● **About this exercise**: Filter the entries below, keeping only lines with "done".

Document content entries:
------
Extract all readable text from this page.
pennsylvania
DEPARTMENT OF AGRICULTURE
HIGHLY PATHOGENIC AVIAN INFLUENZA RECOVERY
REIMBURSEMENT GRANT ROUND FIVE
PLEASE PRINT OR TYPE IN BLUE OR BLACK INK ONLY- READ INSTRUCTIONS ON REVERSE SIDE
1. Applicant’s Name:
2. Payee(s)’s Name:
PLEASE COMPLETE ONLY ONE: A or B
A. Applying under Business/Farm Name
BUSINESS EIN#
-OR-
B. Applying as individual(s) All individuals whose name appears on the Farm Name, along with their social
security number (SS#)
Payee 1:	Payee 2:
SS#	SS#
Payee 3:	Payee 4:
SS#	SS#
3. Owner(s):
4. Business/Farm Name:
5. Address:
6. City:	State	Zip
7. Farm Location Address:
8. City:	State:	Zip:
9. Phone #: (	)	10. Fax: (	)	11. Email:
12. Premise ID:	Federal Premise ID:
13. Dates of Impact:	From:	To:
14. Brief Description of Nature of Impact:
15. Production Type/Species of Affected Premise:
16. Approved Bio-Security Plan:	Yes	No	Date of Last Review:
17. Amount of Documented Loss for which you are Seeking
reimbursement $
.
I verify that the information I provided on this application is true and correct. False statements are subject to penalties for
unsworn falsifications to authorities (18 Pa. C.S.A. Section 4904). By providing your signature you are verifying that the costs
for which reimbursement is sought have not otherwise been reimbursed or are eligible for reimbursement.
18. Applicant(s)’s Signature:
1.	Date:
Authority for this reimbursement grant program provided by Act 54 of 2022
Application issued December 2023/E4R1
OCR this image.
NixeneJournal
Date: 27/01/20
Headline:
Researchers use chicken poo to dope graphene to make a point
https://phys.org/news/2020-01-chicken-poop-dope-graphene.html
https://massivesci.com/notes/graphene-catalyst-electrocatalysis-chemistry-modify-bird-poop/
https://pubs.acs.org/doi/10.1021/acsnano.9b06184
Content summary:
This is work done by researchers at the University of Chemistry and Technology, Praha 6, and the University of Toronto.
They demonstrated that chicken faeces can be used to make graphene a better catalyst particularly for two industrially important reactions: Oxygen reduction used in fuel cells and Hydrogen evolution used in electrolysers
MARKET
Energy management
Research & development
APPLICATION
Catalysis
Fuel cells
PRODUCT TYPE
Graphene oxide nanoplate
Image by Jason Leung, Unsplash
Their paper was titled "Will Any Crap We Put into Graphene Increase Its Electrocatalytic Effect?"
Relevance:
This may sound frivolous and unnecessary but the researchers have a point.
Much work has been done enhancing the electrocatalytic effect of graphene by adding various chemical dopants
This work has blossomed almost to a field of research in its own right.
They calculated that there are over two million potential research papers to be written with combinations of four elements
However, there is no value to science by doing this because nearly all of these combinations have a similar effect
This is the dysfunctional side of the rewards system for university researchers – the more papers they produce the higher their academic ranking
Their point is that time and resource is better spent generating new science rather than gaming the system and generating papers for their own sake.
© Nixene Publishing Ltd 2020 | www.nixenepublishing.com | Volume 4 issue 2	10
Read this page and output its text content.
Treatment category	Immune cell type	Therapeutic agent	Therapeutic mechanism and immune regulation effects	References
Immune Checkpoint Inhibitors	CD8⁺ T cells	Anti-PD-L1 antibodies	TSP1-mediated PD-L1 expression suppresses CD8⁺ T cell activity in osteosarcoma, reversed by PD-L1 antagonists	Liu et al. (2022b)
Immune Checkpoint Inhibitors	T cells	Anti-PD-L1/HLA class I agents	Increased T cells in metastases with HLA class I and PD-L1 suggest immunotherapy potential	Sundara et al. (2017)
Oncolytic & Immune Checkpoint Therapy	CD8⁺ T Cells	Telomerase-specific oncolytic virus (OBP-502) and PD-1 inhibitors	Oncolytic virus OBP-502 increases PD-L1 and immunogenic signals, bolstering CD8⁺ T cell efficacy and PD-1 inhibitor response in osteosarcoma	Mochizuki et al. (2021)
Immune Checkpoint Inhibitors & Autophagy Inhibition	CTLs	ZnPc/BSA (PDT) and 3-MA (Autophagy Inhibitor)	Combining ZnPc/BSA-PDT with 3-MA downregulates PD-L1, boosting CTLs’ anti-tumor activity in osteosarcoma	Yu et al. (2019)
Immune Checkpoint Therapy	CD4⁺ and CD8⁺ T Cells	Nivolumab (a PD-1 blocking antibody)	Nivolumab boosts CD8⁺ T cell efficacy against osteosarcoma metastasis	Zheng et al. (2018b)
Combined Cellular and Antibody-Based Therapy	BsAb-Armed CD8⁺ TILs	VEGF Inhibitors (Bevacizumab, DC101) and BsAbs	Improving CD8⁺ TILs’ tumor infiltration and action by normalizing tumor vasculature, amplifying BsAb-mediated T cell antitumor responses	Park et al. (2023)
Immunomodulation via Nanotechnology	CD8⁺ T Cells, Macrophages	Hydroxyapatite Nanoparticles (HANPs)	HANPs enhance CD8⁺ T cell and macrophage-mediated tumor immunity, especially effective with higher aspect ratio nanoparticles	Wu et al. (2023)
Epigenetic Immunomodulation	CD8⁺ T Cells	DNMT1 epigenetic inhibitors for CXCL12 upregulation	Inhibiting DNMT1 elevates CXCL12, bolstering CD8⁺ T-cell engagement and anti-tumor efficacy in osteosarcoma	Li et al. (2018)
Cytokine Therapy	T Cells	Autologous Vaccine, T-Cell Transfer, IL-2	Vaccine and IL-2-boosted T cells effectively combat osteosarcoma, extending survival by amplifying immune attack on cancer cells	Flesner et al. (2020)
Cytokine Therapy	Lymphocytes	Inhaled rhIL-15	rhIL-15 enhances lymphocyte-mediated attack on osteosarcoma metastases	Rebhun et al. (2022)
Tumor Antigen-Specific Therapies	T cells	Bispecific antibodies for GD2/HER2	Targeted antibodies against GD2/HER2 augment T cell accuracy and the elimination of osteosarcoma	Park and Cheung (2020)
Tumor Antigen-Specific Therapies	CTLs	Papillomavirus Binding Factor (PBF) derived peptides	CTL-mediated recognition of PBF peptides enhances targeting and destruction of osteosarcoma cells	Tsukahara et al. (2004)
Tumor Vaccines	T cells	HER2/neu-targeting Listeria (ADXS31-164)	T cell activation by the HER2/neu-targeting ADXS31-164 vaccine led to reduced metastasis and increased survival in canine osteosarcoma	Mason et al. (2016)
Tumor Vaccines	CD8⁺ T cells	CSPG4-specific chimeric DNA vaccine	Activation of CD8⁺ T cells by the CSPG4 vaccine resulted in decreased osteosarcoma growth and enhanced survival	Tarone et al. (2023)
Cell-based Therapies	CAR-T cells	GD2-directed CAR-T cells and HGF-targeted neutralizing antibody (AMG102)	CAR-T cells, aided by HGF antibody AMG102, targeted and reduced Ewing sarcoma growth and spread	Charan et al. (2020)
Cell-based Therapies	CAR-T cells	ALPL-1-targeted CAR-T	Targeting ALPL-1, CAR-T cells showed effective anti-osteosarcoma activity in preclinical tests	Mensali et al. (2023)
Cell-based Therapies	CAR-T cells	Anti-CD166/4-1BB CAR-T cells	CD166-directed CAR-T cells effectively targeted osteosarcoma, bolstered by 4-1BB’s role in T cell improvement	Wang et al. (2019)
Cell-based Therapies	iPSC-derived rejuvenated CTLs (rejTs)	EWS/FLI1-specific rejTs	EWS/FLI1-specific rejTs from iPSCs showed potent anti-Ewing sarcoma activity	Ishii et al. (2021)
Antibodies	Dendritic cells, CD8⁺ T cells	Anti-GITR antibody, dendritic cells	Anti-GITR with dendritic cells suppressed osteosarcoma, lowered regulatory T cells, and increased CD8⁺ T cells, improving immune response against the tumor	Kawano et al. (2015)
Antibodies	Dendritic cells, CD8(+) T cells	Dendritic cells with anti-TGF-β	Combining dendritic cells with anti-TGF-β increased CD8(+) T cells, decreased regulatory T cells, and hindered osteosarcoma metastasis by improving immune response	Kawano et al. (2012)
------
● **Solution**:
This is work done by researchers at the University of Chemistry and Technology, Praha 6, and the University of Toronto.
Much work has been done enhancing the electrocatalytic effect of graphene by adding various chemical dopants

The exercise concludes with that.